Provided entries:

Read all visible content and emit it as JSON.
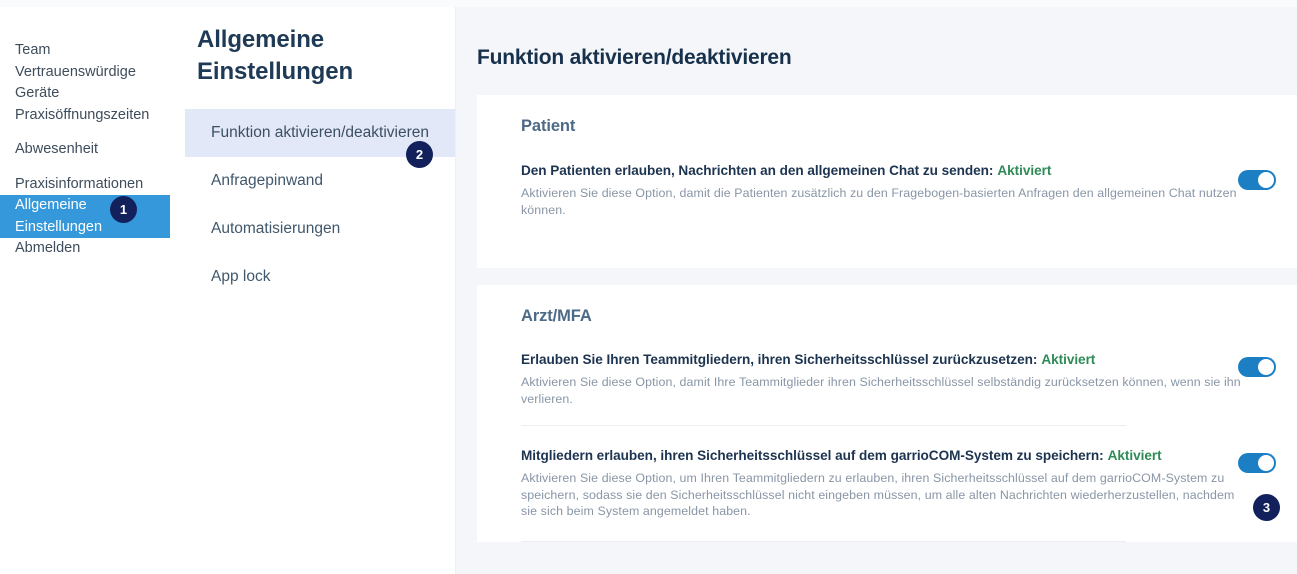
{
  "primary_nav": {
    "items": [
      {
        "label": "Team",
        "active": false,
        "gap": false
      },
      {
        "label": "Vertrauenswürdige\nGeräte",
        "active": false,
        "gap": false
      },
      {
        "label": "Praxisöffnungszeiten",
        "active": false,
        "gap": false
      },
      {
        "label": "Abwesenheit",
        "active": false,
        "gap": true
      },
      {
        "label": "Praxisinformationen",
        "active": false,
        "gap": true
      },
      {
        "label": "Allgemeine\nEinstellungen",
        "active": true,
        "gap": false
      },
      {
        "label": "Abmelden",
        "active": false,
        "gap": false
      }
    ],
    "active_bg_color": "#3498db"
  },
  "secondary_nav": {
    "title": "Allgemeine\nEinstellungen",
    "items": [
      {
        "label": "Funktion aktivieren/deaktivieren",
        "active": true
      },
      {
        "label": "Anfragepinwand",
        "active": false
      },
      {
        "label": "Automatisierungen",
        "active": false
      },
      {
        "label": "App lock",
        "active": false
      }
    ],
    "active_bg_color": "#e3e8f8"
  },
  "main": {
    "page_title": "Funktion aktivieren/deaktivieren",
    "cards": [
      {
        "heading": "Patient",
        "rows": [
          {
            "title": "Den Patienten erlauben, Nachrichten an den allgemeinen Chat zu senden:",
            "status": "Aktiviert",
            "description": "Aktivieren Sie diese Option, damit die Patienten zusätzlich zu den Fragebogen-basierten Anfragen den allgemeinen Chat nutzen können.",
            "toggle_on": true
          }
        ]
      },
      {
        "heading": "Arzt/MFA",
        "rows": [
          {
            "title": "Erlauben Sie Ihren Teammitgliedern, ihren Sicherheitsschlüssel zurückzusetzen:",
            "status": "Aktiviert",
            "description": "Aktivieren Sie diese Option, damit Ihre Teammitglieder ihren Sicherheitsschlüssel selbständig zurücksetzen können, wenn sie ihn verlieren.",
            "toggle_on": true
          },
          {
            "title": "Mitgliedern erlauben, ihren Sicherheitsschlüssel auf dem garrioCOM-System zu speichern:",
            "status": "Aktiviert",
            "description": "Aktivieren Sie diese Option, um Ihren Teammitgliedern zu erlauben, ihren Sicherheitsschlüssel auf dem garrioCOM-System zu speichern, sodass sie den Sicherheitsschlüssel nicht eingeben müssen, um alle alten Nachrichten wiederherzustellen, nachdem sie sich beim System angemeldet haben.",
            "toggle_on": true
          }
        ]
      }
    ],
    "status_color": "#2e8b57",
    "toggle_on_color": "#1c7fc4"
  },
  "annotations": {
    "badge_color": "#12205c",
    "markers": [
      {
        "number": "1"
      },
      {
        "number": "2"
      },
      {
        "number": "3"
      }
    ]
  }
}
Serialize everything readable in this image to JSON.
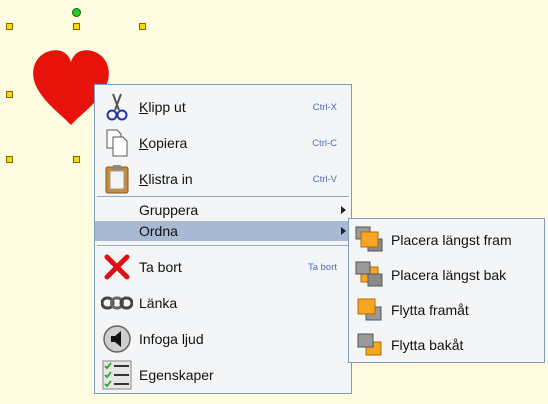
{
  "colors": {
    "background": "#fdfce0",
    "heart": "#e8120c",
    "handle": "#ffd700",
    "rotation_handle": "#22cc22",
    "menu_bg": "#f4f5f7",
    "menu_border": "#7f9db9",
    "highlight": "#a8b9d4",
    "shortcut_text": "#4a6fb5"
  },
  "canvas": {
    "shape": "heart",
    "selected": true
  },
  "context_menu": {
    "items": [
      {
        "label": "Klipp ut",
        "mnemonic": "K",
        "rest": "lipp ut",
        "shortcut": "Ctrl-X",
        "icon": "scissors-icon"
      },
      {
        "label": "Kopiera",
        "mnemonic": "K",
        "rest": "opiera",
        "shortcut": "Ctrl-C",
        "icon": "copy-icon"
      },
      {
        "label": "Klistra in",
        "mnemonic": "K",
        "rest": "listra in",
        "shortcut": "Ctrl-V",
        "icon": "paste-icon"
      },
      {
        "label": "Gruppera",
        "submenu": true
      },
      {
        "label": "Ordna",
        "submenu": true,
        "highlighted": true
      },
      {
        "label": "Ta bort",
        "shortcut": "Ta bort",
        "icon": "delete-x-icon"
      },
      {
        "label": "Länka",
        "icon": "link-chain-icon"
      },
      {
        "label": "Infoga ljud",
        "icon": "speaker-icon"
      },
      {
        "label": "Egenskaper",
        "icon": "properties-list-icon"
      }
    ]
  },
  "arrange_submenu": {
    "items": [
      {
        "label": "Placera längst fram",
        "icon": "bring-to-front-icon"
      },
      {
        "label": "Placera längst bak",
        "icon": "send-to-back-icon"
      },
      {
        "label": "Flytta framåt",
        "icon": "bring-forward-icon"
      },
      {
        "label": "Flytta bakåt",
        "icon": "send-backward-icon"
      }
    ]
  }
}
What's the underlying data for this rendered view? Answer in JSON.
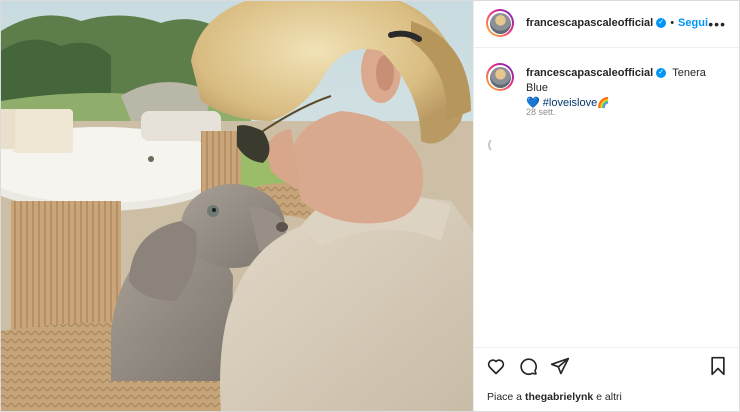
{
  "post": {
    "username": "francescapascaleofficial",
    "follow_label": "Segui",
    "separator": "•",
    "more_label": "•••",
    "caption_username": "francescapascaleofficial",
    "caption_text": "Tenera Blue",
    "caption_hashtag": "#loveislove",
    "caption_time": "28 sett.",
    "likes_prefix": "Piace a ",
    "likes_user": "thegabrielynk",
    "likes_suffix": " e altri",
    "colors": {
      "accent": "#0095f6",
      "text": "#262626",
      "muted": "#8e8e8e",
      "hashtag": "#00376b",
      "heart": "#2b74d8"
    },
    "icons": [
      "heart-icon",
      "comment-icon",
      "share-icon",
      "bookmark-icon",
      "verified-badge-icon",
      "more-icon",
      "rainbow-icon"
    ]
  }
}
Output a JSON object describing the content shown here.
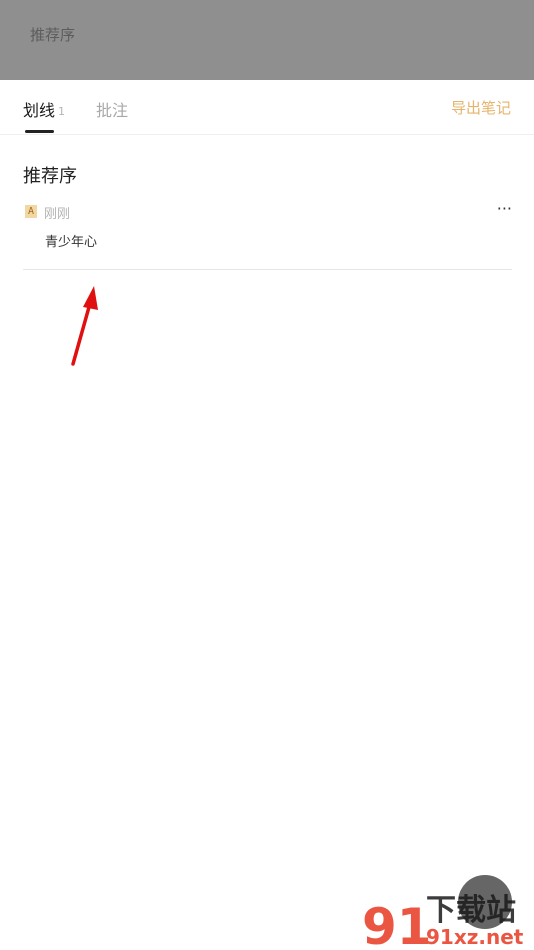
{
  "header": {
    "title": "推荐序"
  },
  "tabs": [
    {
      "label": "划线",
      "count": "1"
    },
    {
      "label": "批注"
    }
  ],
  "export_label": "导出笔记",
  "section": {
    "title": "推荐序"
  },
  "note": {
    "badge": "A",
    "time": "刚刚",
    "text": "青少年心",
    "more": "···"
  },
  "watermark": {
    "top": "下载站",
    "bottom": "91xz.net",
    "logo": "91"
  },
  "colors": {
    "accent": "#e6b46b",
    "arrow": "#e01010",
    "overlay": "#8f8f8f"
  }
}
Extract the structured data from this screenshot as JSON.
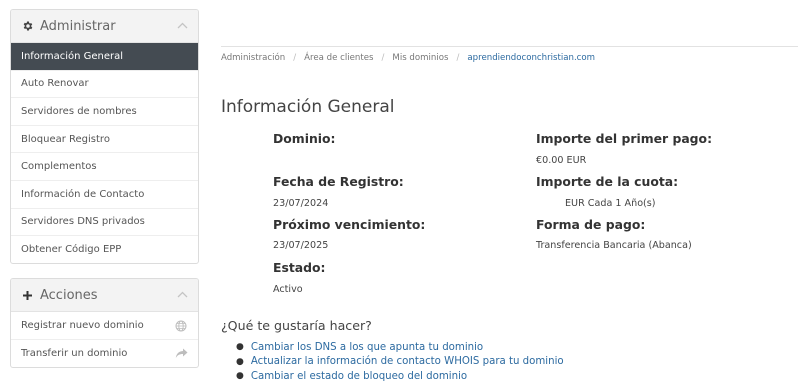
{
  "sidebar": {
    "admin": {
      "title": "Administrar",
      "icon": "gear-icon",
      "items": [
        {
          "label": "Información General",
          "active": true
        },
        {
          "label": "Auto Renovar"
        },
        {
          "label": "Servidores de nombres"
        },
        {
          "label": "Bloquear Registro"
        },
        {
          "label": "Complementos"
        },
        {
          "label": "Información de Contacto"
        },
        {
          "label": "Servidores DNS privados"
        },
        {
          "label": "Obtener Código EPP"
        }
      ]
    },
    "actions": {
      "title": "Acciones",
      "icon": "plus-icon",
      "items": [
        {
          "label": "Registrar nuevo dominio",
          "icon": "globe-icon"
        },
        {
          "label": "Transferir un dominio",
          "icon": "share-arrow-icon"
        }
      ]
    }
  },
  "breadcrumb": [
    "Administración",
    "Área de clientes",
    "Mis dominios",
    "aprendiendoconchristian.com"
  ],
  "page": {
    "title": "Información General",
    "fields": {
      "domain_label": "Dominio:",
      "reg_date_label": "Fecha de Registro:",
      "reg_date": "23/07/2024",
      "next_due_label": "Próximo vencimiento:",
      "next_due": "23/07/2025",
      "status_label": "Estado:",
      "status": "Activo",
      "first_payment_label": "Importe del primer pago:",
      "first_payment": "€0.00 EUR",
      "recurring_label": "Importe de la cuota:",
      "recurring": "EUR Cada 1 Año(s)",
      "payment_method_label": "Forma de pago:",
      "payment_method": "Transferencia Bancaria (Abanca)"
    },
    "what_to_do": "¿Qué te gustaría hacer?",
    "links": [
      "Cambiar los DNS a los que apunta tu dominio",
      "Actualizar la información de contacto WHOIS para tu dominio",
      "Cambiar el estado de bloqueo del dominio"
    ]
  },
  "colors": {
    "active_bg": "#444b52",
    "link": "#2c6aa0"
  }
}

Exercise brief: Pull out each line containing the word "Patienten" and copy it.

Correct response:
            "title": "Den Patienten erlauben, Nachrichten an den allgemeinen Chat zu senden:",
            "description": "Aktivieren Sie diese Option, damit die Patienten zusätzlich zu den Fragebogen-basierten Anfragen den allgemeinen Chat nutzen können.",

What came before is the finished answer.